> Task to complete:
From the listing below, pull out every line where the string "color" appears.

> Dataset extract:
■ ■ ■

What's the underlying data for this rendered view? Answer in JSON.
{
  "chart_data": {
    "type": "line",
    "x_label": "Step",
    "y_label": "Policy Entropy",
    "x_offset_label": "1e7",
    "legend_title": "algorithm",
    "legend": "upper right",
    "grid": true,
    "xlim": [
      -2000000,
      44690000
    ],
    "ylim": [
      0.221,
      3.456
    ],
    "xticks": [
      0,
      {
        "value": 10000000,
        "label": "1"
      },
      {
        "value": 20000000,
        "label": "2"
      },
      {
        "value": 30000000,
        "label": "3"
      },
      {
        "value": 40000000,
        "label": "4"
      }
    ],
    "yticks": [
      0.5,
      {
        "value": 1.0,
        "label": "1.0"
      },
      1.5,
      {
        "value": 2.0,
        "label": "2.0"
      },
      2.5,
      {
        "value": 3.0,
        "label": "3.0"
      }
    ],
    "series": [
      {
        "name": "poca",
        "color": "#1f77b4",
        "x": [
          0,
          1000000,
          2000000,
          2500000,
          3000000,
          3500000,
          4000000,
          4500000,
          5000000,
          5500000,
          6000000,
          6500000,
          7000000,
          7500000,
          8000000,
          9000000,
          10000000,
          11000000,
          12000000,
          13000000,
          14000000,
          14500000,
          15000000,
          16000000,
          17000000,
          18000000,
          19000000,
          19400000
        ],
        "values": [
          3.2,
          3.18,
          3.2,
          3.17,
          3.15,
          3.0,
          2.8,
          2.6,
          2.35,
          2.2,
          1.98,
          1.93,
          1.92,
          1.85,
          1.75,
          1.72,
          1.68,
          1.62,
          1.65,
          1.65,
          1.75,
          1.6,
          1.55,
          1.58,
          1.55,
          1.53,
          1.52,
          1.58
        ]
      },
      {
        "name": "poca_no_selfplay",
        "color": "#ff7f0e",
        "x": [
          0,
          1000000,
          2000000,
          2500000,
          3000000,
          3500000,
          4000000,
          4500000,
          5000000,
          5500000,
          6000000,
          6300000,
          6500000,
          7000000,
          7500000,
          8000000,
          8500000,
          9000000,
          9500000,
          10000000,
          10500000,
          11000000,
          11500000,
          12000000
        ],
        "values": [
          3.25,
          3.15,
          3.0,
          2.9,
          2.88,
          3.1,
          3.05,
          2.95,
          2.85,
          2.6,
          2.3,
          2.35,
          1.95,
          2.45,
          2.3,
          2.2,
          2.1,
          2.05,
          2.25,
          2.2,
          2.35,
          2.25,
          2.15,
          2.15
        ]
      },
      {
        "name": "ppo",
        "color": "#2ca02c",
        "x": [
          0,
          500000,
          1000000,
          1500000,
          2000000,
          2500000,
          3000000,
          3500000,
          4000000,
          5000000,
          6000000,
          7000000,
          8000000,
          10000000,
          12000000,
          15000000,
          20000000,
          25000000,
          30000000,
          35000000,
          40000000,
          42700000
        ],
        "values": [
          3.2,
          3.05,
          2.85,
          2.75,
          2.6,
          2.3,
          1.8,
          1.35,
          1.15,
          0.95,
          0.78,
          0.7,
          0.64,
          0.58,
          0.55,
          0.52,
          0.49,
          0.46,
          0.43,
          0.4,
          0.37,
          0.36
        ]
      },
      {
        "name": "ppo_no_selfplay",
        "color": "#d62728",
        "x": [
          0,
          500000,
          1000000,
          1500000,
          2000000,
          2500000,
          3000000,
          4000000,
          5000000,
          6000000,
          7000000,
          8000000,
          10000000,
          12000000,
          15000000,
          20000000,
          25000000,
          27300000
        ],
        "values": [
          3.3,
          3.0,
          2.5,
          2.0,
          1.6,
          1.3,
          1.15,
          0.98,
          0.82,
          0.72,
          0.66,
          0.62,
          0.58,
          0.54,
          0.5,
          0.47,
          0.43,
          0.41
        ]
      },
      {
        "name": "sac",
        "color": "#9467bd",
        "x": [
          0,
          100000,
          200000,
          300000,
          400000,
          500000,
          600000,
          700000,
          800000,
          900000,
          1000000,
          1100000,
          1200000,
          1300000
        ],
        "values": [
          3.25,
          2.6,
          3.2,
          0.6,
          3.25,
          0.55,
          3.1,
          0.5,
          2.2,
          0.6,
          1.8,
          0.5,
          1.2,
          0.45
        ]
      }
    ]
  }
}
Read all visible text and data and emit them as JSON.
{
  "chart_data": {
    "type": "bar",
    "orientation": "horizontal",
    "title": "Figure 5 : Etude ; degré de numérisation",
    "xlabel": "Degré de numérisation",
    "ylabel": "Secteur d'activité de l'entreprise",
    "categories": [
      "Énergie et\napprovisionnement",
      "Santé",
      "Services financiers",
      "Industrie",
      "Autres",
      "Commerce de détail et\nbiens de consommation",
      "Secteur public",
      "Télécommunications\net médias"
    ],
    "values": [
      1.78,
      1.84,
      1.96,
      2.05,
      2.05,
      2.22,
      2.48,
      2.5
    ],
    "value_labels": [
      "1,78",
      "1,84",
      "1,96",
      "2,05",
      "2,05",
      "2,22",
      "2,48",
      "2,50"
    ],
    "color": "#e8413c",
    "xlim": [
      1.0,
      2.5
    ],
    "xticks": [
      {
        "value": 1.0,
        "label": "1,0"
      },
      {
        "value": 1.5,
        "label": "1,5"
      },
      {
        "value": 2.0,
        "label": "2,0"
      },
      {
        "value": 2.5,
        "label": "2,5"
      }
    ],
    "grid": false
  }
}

■ ■ ■

> Completed task:
        "color": "#1f77b4",
        "color": "#ff7f0e",
        "color": "#2ca02c",
        "color": "#d62728",
        "color": "#9467bd",
    "color": "#e8413c",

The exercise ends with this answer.